*Written instruction*
Identify the lines containing the word "всего". Copy each one.

*Input data*

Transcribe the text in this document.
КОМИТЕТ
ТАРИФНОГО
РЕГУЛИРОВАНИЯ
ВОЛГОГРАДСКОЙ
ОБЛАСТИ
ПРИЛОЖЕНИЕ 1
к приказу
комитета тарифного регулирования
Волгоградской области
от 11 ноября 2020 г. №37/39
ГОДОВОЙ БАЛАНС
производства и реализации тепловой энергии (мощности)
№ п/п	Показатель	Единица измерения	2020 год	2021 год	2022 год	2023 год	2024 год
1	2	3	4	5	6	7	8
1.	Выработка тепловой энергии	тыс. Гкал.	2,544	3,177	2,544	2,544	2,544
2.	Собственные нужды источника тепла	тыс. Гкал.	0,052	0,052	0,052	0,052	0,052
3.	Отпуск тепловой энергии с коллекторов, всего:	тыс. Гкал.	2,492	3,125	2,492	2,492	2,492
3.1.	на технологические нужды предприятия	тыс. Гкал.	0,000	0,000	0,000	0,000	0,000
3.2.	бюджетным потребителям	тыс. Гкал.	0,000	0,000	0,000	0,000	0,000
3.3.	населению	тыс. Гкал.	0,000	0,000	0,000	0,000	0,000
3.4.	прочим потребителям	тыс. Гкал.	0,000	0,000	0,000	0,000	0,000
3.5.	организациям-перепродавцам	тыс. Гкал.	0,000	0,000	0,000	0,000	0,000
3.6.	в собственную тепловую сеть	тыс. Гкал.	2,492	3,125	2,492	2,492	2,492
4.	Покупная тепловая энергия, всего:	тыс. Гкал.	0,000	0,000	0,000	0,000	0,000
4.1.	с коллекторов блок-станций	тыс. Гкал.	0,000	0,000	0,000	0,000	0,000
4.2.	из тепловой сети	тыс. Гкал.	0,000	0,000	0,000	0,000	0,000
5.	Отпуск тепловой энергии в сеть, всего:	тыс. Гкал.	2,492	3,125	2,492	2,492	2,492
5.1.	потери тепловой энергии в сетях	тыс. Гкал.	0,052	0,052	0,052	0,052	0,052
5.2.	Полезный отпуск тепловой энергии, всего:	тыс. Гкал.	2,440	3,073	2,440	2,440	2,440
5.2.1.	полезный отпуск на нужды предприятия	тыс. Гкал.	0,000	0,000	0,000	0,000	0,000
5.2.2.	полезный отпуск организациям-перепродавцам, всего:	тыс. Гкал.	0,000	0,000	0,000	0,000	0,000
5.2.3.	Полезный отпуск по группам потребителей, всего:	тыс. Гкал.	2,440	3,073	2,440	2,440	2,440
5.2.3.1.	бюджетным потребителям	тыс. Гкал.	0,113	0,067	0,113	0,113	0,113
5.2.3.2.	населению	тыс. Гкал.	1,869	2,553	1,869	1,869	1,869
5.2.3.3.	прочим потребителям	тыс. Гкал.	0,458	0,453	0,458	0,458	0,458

*Written answer*
3.	Отпуск тепловой энергии с коллекторов, всего:	тыс. Гкал.	2,492	3,125	2,492	2,492	2,492
4.	Покупная тепловая энергия, всего:	тыс. Гкал.	0,000	0,000	0,000	0,000	0,000
5.	Отпуск тепловой энергии в сеть, всего:	тыс. Гкал.	2,492	3,125	2,492	2,492	2,492
5.2.	Полезный отпуск тепловой энергии, всего:	тыс. Гкал.	2,440	3,073	2,440	2,440	2,440
5.2.2.	полезный отпуск организациям-перепродавцам, всего:	тыс. Гкал.	0,000	0,000	0,000	0,000	0,000
5.2.3.	Полезный отпуск по группам потребителей, всего:	тыс. Гкал.	2,440	3,073	2,440	2,440	2,440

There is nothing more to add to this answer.